— Start PROVIDED TEXT —

Scale Down the CPU frequency - c

Is there any way to tell the kernel that I don't need the full CPU power?
Basically, I want to do some calculation while waiting for another process. But I don't need the full CPU power for that. As the CPU load during the computation is still 100%, the frequency is high. I want to tell the kernel that I am satisfied with a lower CPU frequency in order to save energy.
Instead of calculating using the full frequency and then suspend to wait for the other process, I want to try calculating with lower frequency so that the CPU is not in a lower C state when the other process has finished and the frequency can scale back again.

This doesn't make any sense on a multi-process system, particularly not in Linux. The CPU frequency is a very basic parameter, which affects everything running on the computer - including other processes and the OS itself.
If your program would fiddle with the CPU frequency, it would not only dictate the priority of itself, but also the priority of everything in the computer, including the OS. This isn't possible to do on a desktop system, simply because it doesn't make any sense to have a single application process dictate things that not even the OS dares to meddle with.
If saving power is a priority, you should probably look for completely different alternatives than some desktop Linux solution. PC computers only care about 1) speed, 2) speed and also 3) speed.
The kind of things you ask for are common in real-time embedded systems, where CPUs have a "sleep mode", from which it can wake up to execute something, then go back to sleep. It would usually also be possible for such systems to fiddle with the internal PLL to adjust their own frequency, but such solutions are rare. The industry standard way of doing things is to perform all calculations at max speed, then revert to power-saving sleep mode.

— End PROVIDED TEXT —

◆ PROBLEMS TO WORK ON
1/ Please copy the part of the CPU frequency thread that begins at the words "The kind of" and stops after "power-saving sleep mode.".
2/ List every acronym of two or more capital letters in the CPU frequency thread, giving each one once.
3/ Pick up the CPU frequency thread after its final sentence and keep writing.
The entries that follow come from a different source than the CPU frequency thread.

— Start DATA LISTING —

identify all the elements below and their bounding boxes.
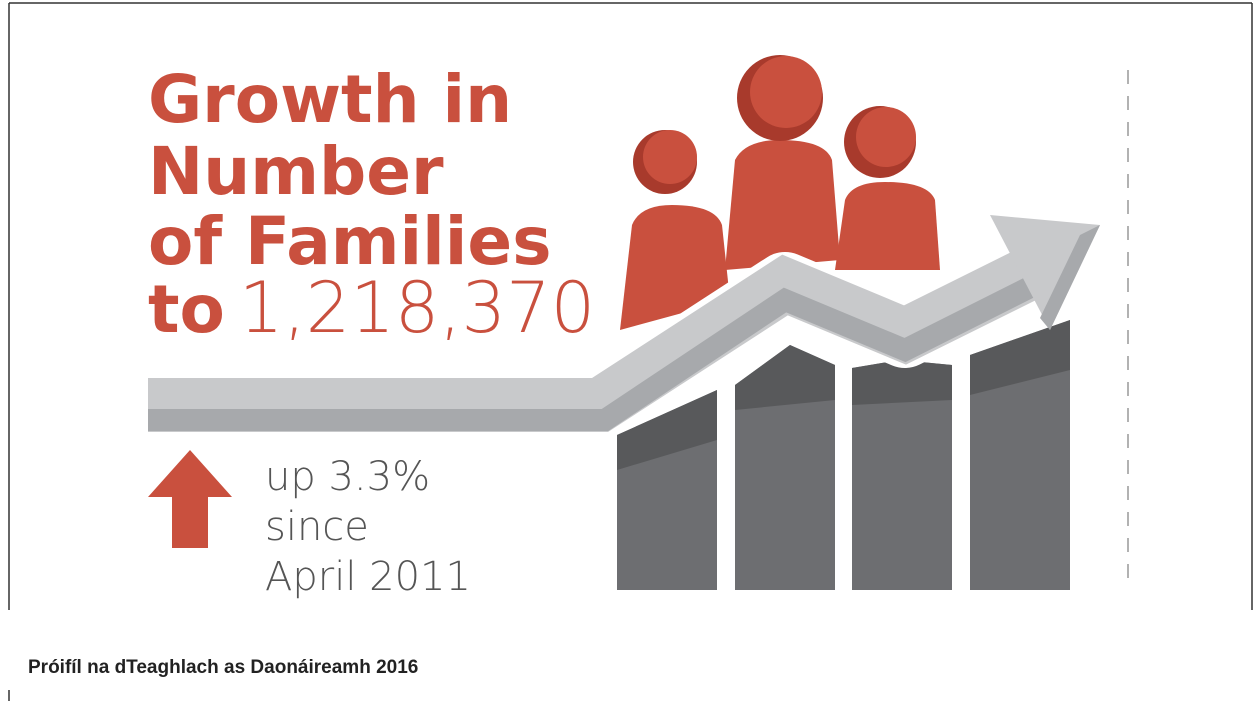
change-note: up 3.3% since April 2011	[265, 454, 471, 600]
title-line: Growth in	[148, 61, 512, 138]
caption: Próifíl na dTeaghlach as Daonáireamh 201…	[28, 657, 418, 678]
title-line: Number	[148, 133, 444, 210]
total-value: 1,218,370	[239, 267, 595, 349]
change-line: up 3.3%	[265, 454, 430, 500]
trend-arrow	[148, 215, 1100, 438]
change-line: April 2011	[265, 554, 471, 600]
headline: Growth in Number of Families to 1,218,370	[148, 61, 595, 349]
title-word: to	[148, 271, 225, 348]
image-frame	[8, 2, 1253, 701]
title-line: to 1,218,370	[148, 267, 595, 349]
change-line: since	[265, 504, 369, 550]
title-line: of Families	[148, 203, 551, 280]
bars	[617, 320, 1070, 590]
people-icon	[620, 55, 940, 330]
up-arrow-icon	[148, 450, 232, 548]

— End DATA LISTING —
— Start DATA LISTING —

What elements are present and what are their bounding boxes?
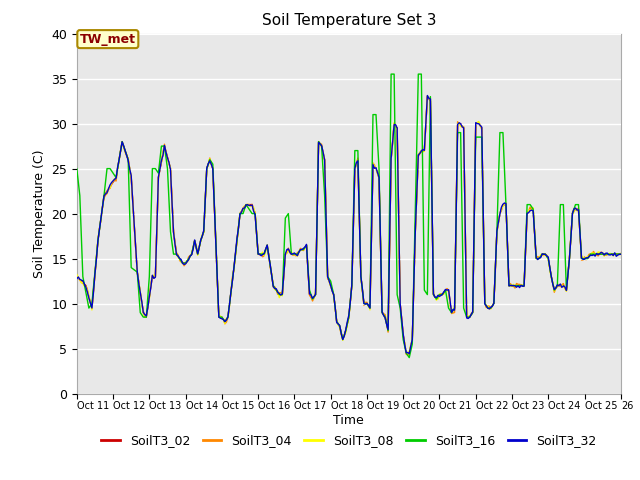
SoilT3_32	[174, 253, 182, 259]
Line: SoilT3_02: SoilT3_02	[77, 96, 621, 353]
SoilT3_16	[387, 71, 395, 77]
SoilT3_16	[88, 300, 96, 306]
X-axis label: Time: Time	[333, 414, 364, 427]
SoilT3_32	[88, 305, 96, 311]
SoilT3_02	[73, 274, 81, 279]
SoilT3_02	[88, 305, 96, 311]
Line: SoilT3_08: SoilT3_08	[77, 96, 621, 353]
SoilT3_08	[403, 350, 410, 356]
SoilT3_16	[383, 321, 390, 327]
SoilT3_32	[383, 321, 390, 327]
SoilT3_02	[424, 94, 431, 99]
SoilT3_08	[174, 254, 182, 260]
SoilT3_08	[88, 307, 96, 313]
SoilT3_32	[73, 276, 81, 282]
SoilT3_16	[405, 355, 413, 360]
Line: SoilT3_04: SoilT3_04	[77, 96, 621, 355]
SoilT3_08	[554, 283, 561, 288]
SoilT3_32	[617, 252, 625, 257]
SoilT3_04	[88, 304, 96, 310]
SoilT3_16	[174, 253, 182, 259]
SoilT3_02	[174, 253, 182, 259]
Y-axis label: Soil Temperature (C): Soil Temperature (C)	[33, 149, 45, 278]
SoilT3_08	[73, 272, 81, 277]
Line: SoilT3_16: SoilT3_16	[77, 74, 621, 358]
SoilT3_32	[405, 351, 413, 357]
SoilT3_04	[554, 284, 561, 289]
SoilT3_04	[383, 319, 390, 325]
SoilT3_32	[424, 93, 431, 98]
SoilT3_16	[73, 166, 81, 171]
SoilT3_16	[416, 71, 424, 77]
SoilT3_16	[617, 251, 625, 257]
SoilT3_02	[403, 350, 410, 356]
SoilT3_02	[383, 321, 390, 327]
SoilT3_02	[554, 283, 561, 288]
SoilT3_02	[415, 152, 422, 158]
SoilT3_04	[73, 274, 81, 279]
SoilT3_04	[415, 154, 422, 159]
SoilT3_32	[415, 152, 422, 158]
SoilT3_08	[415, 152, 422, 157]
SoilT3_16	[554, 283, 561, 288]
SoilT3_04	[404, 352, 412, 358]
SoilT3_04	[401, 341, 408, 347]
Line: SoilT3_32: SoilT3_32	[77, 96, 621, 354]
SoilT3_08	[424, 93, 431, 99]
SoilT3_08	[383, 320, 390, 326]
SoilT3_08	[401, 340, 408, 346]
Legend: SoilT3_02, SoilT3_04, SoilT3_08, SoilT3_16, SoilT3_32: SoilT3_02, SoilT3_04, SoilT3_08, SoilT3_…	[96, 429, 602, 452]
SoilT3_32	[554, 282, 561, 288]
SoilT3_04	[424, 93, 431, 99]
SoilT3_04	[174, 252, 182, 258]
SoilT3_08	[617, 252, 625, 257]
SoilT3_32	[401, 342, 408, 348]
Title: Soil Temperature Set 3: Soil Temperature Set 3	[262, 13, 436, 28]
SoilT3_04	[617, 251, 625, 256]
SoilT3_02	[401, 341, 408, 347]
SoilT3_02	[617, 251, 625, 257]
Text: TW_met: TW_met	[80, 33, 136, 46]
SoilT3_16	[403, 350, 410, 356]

— End DATA LISTING —

◆ THE RESULTS
1/
The kind of things you ask for are common in real-time embedded systems, where CPUs have a "sleep mode", from which it can wake up to execute something, then go back to sleep. It would usually also be possible for such systems to fiddle with the internal PLL to adjust their own frequency, but such solutions are rare. The industry standard way of doing things is to perform all calculations at max speed, then revert to power-saving sleep mode.

2/ CPU, OS, PC, PLL

3/
In case of multiple cores - there is a way to specify a certain cpu core to an interrupt. In this way you can save a certain CPU to a certain process:
to find the irq number of the task use:
cat /proc/interrupts
look for your irq number.
lets say that the irp number is 99, so in order to set core #2 to handle this irq, do:
echo 2 > /proc/irq/99/smp_affinity
in this way you can save a certain core to handle your special process.

You can actually use nice() to tell the kernel that your process can live with a lower-than-normal scheduling priority. This effectively reduces the amount of time slices your process will get to use the CPU (typically in favor of other processes running at the same time).
On some more modern systems, if this will reduce the overall CPU load significantly, the CPU might eventually even decide to run on lower frequency. But you typically don't have direct influence on that decision.
Note: Depending on the system, you might be having problems to restore the original nice value (i.e. to scale up on priority again) without running with appropriate permissions.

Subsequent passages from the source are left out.